INSTRUCTIONS TO FOLLOW: Select all lines in the records that include "this".

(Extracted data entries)
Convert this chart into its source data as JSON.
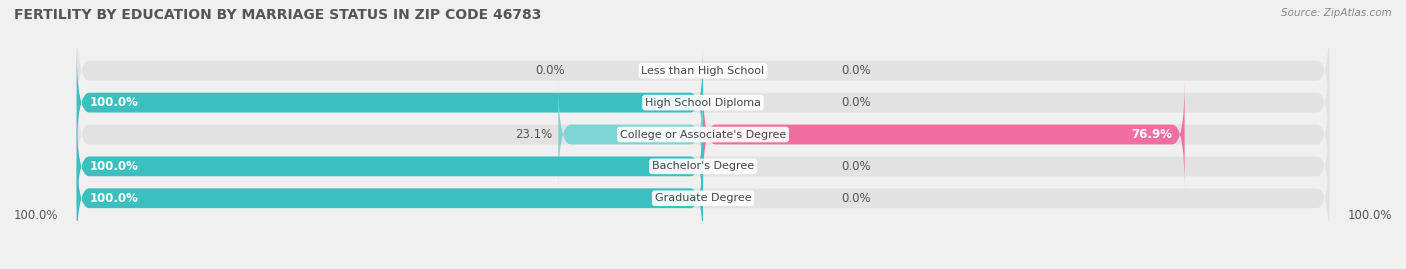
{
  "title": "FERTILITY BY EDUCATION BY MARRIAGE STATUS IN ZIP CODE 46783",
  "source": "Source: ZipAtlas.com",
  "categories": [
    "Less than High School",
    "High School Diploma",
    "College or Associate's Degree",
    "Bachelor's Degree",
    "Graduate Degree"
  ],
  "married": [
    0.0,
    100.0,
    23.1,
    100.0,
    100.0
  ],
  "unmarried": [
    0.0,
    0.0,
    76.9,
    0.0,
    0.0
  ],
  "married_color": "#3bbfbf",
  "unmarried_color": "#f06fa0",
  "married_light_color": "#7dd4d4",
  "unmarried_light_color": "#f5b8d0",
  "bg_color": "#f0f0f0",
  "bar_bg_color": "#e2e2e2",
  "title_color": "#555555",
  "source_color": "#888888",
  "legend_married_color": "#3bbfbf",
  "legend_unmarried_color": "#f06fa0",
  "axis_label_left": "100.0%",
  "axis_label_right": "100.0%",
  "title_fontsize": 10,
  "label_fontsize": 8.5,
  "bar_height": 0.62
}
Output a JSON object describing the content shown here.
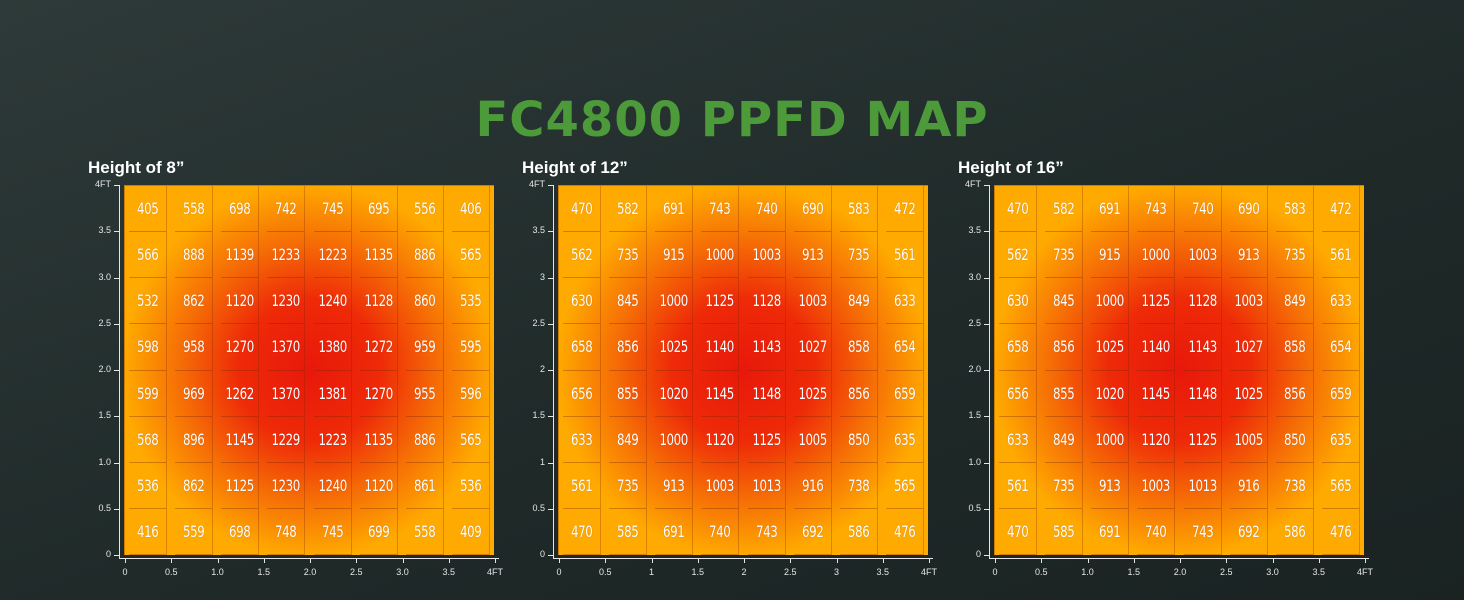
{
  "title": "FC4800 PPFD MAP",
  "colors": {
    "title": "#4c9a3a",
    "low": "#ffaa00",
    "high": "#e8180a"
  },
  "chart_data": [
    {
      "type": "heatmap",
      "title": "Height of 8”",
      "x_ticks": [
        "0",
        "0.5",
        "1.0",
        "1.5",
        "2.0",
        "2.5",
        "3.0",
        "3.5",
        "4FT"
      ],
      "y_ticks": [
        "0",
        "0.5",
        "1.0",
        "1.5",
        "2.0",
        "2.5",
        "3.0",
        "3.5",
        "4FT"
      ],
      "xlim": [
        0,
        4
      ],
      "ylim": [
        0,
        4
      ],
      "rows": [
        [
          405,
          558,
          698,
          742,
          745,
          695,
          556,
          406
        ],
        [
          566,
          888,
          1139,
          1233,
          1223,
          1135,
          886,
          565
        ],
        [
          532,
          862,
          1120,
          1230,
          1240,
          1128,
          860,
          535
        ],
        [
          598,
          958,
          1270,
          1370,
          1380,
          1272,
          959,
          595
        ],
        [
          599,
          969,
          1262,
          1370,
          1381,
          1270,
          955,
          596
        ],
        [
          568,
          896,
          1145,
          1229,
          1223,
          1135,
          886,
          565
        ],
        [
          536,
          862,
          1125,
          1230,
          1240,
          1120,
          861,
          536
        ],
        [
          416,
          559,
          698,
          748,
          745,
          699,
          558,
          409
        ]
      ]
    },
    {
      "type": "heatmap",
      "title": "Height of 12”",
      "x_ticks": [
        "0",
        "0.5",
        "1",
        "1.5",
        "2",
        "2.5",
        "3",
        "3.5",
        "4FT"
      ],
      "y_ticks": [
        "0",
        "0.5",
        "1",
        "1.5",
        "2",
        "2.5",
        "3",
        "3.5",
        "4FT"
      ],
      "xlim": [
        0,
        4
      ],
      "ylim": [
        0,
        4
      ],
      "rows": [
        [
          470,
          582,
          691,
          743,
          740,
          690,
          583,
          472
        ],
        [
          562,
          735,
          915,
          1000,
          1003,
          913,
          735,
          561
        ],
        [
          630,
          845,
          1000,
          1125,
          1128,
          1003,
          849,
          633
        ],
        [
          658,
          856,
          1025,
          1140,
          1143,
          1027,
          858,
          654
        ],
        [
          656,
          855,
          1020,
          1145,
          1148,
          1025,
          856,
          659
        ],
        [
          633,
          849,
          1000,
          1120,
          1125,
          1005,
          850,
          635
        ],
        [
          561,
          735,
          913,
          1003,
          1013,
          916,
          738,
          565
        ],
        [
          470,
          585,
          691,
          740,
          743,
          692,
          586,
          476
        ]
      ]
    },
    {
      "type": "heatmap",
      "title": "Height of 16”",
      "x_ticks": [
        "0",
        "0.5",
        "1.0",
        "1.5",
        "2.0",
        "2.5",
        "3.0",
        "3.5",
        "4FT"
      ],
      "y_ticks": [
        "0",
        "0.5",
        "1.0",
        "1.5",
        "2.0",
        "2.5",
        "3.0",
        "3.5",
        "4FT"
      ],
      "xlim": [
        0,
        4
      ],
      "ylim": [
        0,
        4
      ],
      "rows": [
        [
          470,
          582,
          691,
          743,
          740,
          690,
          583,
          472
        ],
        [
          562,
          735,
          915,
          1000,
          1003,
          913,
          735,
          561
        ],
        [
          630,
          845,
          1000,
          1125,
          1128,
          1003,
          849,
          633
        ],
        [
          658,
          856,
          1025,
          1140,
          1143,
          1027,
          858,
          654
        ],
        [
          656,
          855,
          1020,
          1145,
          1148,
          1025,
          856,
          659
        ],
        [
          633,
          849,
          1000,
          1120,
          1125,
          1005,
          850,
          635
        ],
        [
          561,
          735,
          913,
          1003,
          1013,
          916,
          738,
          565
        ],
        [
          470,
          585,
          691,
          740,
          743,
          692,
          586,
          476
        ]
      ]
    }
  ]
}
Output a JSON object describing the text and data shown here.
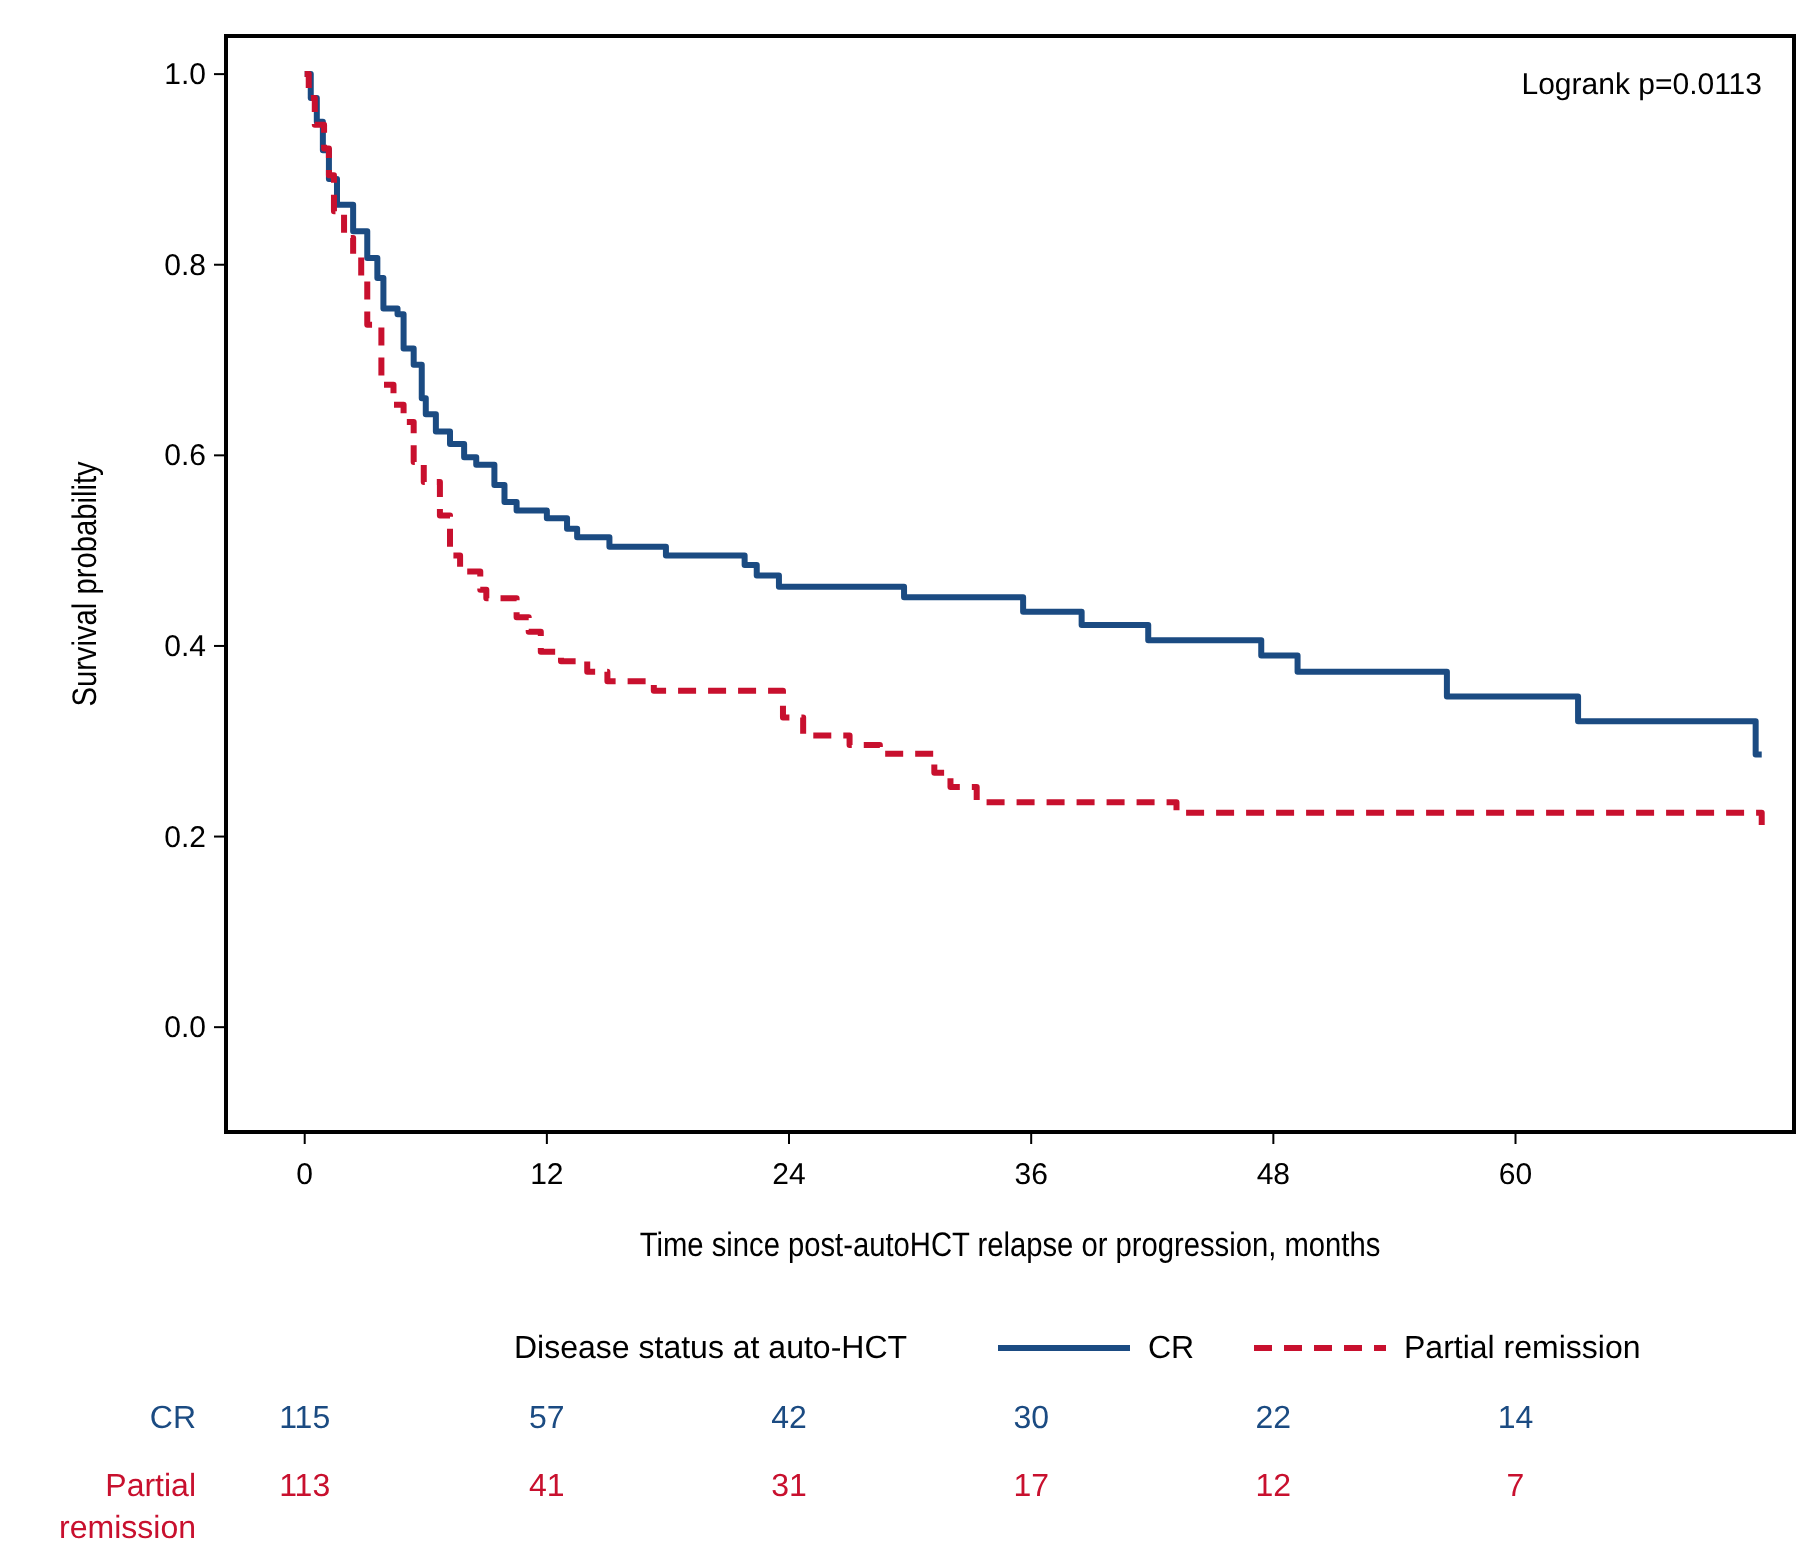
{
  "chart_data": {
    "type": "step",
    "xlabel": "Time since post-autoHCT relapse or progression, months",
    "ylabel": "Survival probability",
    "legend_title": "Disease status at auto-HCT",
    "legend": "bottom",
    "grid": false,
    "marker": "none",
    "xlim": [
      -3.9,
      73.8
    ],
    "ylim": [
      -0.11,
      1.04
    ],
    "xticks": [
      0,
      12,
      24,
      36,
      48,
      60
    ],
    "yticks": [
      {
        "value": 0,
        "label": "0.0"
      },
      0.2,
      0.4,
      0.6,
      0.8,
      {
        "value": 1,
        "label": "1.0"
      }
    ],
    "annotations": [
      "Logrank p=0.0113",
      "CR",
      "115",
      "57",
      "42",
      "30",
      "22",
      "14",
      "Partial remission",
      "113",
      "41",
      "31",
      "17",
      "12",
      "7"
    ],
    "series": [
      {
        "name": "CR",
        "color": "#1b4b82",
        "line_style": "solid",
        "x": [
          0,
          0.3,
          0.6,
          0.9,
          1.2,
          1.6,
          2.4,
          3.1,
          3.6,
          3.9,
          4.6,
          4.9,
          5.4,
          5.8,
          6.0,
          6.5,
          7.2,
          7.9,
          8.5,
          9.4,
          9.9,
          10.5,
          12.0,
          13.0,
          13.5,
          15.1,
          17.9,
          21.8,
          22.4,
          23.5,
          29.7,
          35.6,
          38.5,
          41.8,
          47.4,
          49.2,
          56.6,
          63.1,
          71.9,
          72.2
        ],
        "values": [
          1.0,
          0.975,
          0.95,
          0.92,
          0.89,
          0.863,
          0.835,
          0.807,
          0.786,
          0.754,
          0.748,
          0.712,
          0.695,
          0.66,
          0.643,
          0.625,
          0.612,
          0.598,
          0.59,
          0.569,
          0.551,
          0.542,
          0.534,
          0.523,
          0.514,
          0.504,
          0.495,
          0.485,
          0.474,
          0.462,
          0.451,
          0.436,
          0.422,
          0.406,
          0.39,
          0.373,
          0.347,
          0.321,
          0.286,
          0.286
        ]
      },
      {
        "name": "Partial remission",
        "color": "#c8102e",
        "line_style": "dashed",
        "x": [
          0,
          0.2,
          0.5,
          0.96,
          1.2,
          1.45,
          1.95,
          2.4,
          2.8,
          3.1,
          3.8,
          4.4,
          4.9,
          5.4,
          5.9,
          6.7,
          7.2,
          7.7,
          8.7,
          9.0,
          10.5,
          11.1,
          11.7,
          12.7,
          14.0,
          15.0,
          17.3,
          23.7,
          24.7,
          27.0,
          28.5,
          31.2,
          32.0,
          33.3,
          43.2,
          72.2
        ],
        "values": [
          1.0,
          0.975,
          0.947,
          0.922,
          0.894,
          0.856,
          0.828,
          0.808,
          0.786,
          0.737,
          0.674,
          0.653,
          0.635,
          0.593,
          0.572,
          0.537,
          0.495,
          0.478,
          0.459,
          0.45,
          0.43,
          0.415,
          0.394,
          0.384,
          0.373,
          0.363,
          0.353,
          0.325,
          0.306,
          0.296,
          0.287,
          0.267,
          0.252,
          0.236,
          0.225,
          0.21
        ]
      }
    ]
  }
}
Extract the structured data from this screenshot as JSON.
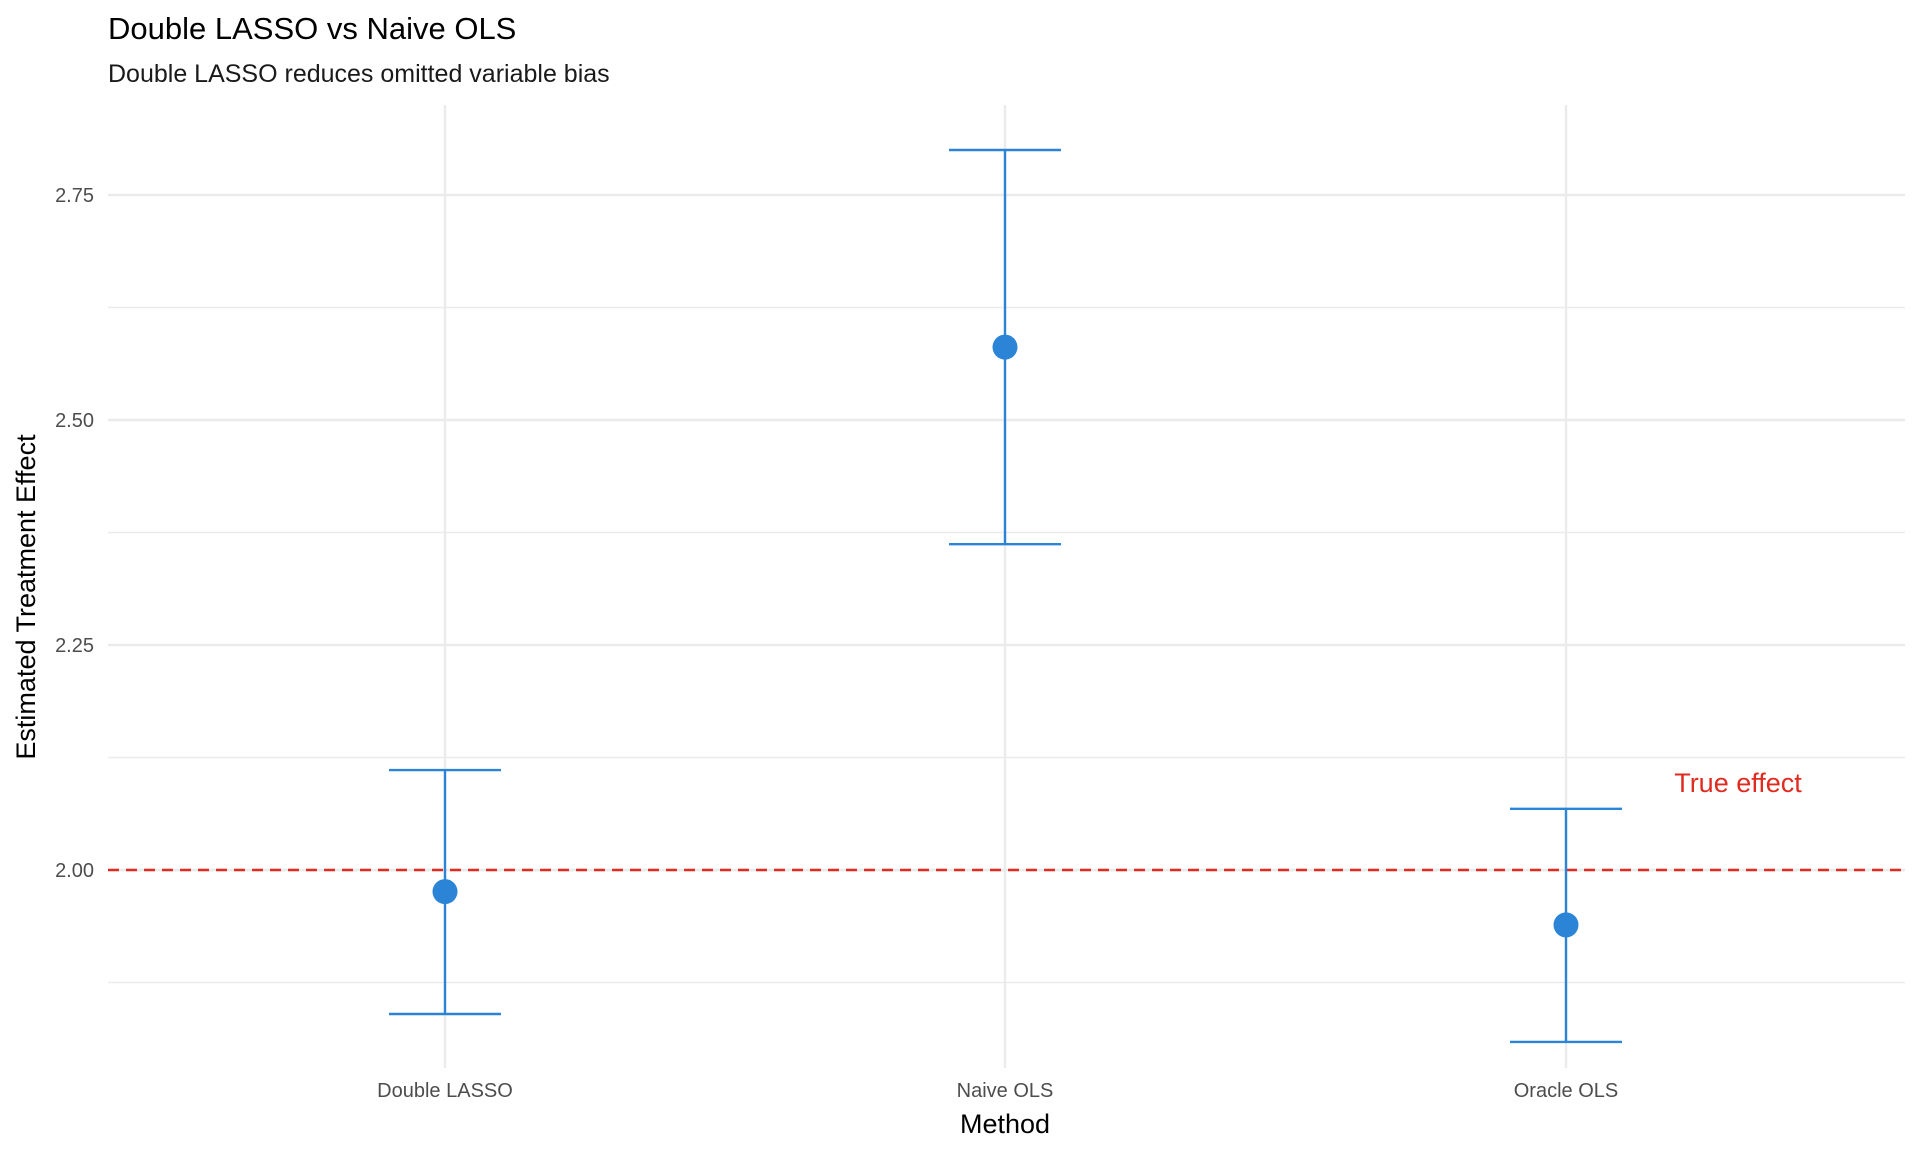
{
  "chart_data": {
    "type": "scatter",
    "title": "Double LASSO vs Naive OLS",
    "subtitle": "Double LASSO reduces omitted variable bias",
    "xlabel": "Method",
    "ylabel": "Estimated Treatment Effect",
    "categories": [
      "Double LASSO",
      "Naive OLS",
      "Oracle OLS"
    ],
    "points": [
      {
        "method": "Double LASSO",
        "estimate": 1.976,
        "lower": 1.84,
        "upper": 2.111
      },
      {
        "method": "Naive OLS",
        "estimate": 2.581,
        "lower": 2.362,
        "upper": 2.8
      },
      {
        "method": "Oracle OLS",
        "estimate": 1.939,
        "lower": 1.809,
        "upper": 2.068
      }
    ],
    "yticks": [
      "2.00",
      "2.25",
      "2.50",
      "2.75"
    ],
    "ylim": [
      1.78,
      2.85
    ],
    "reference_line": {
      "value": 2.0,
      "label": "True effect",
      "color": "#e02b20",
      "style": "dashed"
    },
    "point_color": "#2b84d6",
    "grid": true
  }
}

REPLY TO THE TASK:
Convert this chart into its source data as JSON.
Extract the structured data from this screenshot as JSON.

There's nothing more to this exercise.